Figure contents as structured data
# # # # #

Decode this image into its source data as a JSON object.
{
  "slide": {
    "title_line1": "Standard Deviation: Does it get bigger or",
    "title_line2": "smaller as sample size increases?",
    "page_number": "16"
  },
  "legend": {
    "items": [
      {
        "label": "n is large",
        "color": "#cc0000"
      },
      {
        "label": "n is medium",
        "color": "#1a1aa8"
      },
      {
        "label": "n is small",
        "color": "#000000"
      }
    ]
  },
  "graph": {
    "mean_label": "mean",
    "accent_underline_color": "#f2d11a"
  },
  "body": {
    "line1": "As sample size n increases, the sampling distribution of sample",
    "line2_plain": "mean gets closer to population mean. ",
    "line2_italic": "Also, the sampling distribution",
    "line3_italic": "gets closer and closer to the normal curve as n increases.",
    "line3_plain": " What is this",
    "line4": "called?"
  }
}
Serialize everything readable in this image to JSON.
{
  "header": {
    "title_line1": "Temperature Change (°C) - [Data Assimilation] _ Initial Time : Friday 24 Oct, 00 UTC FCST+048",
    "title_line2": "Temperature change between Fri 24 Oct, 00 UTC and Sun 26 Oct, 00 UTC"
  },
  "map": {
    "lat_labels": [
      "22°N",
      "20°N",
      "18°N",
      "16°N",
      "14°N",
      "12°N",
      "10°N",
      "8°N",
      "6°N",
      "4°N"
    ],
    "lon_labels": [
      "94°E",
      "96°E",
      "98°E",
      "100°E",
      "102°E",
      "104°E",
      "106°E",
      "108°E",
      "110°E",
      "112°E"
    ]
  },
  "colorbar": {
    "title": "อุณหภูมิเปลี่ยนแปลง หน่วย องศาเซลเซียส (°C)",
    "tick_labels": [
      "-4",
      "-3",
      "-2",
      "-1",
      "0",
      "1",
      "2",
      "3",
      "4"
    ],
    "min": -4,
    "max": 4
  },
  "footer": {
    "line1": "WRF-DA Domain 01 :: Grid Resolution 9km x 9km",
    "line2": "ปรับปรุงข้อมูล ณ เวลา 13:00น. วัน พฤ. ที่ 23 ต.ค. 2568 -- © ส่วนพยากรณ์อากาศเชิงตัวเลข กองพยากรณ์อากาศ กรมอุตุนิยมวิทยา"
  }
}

# # # # #

Exercise requirements
Type out the entries again, word for word.

Task solution
Decode this image into its source data as a JSON object.
{
  "slide": {
    "title_line1": "Standard Deviation: Does it get bigger or",
    "title_line2": "smaller as sample size increases?",
    "page_number": "16"
  },
  "legend": {
    "items": [
      {
        "label": "n is large",
        "color": "#cc0000"
      },
      {
        "label": "n is medium",
        "color": "#1a1aa8"
      },
      {
        "label": "n is small",
        "color": "#000000"
      }
    ]
  },
  "graph": {
    "mean_label": "mean",
    "accent_underline_color": "#f2d11a"
  },
  "body": {
    "line1": "As sample size n increases, the sampling distribution of sample",
    "line2_plain": "mean gets closer to population mean. ",
    "line2_italic": "Also, the sampling distribution",
    "line3_italic": "gets closer and closer to the normal curve as n increases.",
    "line3_plain": " What is this",
    "line4": "called?"
  }
}
Serialize everything readable in this image to JSON.
{
  "header": {
    "title_line1": "Temperature Change (°C) - [Data Assimilation] _ Initial Time : Friday 24 Oct, 00 UTC FCST+048",
    "title_line2": "Temperature change between Fri 24 Oct, 00 UTC and Sun 26 Oct, 00 UTC"
  },
  "map": {
    "lat_labels": [
      "22°N",
      "20°N",
      "18°N",
      "16°N",
      "14°N",
      "12°N",
      "10°N",
      "8°N",
      "6°N",
      "4°N"
    ],
    "lon_labels": [
      "94°E",
      "96°E",
      "98°E",
      "100°E",
      "102°E",
      "104°E",
      "106°E",
      "108°E",
      "110°E",
      "112°E"
    ]
  },
  "colorbar": {
    "title": "อุณหภูมิเปลี่ยนแปลง หน่วย องศาเซลเซียส (°C)",
    "tick_labels": [
      "-4",
      "-3",
      "-2",
      "-1",
      "0",
      "1",
      "2",
      "3",
      "4"
    ],
    "min": -4,
    "max": 4
  },
  "footer": {
    "line1": "WRF-DA Domain 01 :: Grid Resolution 9km x 9km",
    "line2": "ปรับปรุงข้อมูล ณ เวลา 13:00น. วัน พฤ. ที่ 23 ต.ค. 2568 -- © ส่วนพยากรณ์อากาศเชิงตัวเลข กองพยากรณ์อากาศ กรมอุตุนิยมวิทยา"
  }
}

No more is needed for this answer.